=== Written task ===
Write out the complete material exactly as it stands.
------------------------------------
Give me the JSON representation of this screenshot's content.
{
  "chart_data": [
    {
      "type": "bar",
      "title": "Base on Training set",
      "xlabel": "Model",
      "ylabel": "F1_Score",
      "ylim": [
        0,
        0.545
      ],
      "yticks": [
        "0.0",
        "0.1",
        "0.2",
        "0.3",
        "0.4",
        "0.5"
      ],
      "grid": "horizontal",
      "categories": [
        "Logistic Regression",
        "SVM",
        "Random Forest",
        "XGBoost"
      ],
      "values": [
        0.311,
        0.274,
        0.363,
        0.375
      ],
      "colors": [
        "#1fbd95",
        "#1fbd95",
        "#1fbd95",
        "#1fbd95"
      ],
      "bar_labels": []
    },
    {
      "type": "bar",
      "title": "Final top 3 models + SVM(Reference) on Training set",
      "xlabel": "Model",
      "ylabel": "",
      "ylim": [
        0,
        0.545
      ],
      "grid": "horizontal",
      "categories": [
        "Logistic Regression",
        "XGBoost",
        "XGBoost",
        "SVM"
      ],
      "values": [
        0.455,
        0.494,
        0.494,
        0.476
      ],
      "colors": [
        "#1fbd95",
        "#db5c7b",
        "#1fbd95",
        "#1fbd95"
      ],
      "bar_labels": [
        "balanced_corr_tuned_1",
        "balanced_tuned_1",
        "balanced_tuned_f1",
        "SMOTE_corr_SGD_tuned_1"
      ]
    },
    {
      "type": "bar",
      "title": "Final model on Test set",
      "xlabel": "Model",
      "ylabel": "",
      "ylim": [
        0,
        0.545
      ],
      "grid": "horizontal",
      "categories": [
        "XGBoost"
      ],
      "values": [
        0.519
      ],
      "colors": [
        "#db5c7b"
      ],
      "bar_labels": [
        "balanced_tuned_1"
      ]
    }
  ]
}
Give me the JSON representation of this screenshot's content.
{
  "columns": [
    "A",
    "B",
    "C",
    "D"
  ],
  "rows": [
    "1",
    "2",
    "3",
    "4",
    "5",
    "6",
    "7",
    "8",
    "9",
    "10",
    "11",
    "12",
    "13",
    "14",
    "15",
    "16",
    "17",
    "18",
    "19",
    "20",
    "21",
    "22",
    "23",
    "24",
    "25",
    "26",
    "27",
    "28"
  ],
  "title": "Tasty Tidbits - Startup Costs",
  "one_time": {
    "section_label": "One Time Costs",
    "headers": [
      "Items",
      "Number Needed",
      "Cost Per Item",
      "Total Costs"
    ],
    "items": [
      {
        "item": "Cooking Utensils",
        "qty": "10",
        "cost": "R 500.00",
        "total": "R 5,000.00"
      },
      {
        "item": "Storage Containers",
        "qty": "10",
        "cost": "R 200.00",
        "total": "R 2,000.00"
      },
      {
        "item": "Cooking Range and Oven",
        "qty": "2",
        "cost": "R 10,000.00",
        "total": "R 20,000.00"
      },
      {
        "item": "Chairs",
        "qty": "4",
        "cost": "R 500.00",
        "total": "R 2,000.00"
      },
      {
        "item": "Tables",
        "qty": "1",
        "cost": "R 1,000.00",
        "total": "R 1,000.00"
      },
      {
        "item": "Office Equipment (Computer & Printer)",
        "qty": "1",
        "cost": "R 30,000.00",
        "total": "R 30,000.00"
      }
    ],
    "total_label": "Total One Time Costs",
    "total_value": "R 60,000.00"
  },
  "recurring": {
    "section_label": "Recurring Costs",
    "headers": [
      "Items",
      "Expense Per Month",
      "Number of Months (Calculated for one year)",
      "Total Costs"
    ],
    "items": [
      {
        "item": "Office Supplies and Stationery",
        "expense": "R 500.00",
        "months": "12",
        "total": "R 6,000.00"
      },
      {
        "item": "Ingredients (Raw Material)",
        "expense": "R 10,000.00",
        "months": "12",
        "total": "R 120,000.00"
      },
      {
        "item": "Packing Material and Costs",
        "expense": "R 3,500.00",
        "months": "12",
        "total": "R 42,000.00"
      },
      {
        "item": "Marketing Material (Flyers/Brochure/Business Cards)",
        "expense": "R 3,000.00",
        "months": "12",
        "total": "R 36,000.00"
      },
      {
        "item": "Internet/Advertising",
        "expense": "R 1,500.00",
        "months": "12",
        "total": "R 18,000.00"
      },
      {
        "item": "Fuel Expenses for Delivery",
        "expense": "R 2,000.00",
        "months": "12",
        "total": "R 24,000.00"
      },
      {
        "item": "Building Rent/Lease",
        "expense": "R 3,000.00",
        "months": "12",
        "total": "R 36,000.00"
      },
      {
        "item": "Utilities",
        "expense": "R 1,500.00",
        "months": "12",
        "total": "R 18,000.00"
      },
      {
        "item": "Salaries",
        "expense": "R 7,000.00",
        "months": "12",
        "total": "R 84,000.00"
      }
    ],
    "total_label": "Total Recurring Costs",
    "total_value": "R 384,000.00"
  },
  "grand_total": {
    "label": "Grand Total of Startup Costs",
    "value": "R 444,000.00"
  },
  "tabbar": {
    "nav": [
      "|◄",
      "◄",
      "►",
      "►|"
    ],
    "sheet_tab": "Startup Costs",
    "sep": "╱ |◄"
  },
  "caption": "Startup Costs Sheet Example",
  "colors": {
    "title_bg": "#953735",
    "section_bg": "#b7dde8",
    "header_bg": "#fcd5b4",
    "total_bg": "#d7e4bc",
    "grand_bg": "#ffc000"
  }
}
------------------------------------
=== Result ===
Give me the JSON representation of this screenshot's content.
{
  "chart_data": [
    {
      "type": "bar",
      "title": "Base on Training set",
      "xlabel": "Model",
      "ylabel": "F1_Score",
      "ylim": [
        0,
        0.545
      ],
      "yticks": [
        "0.0",
        "0.1",
        "0.2",
        "0.3",
        "0.4",
        "0.5"
      ],
      "grid": "horizontal",
      "categories": [
        "Logistic Regression",
        "SVM",
        "Random Forest",
        "XGBoost"
      ],
      "values": [
        0.311,
        0.274,
        0.363,
        0.375
      ],
      "colors": [
        "#1fbd95",
        "#1fbd95",
        "#1fbd95",
        "#1fbd95"
      ],
      "bar_labels": []
    },
    {
      "type": "bar",
      "title": "Final top 3 models + SVM(Reference) on Training set",
      "xlabel": "Model",
      "ylabel": "",
      "ylim": [
        0,
        0.545
      ],
      "grid": "horizontal",
      "categories": [
        "Logistic Regression",
        "XGBoost",
        "XGBoost",
        "SVM"
      ],
      "values": [
        0.455,
        0.494,
        0.494,
        0.476
      ],
      "colors": [
        "#1fbd95",
        "#db5c7b",
        "#1fbd95",
        "#1fbd95"
      ],
      "bar_labels": [
        "balanced_corr_tuned_1",
        "balanced_tuned_1",
        "balanced_tuned_f1",
        "SMOTE_corr_SGD_tuned_1"
      ]
    },
    {
      "type": "bar",
      "title": "Final model on Test set",
      "xlabel": "Model",
      "ylabel": "",
      "ylim": [
        0,
        0.545
      ],
      "grid": "horizontal",
      "categories": [
        "XGBoost"
      ],
      "values": [
        0.519
      ],
      "colors": [
        "#db5c7b"
      ],
      "bar_labels": [
        "balanced_tuned_1"
      ]
    }
  ]
}
Give me the JSON representation of this screenshot's content.
{
  "columns": [
    "A",
    "B",
    "C",
    "D"
  ],
  "rows": [
    "1",
    "2",
    "3",
    "4",
    "5",
    "6",
    "7",
    "8",
    "9",
    "10",
    "11",
    "12",
    "13",
    "14",
    "15",
    "16",
    "17",
    "18",
    "19",
    "20",
    "21",
    "22",
    "23",
    "24",
    "25",
    "26",
    "27",
    "28"
  ],
  "title": "Tasty Tidbits - Startup Costs",
  "one_time": {
    "section_label": "One Time Costs",
    "headers": [
      "Items",
      "Number Needed",
      "Cost Per Item",
      "Total Costs"
    ],
    "items": [
      {
        "item": "Cooking Utensils",
        "qty": "10",
        "cost": "R 500.00",
        "total": "R 5,000.00"
      },
      {
        "item": "Storage Containers",
        "qty": "10",
        "cost": "R 200.00",
        "total": "R 2,000.00"
      },
      {
        "item": "Cooking Range and Oven",
        "qty": "2",
        "cost": "R 10,000.00",
        "total": "R 20,000.00"
      },
      {
        "item": "Chairs",
        "qty": "4",
        "cost": "R 500.00",
        "total": "R 2,000.00"
      },
      {
        "item": "Tables",
        "qty": "1",
        "cost": "R 1,000.00",
        "total": "R 1,000.00"
      },
      {
        "item": "Office Equipment (Computer & Printer)",
        "qty": "1",
        "cost": "R 30,000.00",
        "total": "R 30,000.00"
      }
    ],
    "total_label": "Total One Time Costs",
    "total_value": "R 60,000.00"
  },
  "recurring": {
    "section_label": "Recurring Costs",
    "headers": [
      "Items",
      "Expense Per Month",
      "Number of Months (Calculated for one year)",
      "Total Costs"
    ],
    "items": [
      {
        "item": "Office Supplies and Stationery",
        "expense": "R 500.00",
        "months": "12",
        "total": "R 6,000.00"
      },
      {
        "item": "Ingredients (Raw Material)",
        "expense": "R 10,000.00",
        "months": "12",
        "total": "R 120,000.00"
      },
      {
        "item": "Packing Material and Costs",
        "expense": "R 3,500.00",
        "months": "12",
        "total": "R 42,000.00"
      },
      {
        "item": "Marketing Material (Flyers/Brochure/Business Cards)",
        "expense": "R 3,000.00",
        "months": "12",
        "total": "R 36,000.00"
      },
      {
        "item": "Internet/Advertising",
        "expense": "R 1,500.00",
        "months": "12",
        "total": "R 18,000.00"
      },
      {
        "item": "Fuel Expenses for Delivery",
        "expense": "R 2,000.00",
        "months": "12",
        "total": "R 24,000.00"
      },
      {
        "item": "Building Rent/Lease",
        "expense": "R 3,000.00",
        "months": "12",
        "total": "R 36,000.00"
      },
      {
        "item": "Utilities",
        "expense": "R 1,500.00",
        "months": "12",
        "total": "R 18,000.00"
      },
      {
        "item": "Salaries",
        "expense": "R 7,000.00",
        "months": "12",
        "total": "R 84,000.00"
      }
    ],
    "total_label": "Total Recurring Costs",
    "total_value": "R 384,000.00"
  },
  "grand_total": {
    "label": "Grand Total of Startup Costs",
    "value": "R 444,000.00"
  },
  "tabbar": {
    "nav": [
      "|◄",
      "◄",
      "►",
      "►|"
    ],
    "sheet_tab": "Startup Costs",
    "sep": "╱ |◄"
  },
  "caption": "Startup Costs Sheet Example",
  "colors": {
    "title_bg": "#953735",
    "section_bg": "#b7dde8",
    "header_bg": "#fcd5b4",
    "total_bg": "#d7e4bc",
    "grand_bg": "#ffc000"
  }
}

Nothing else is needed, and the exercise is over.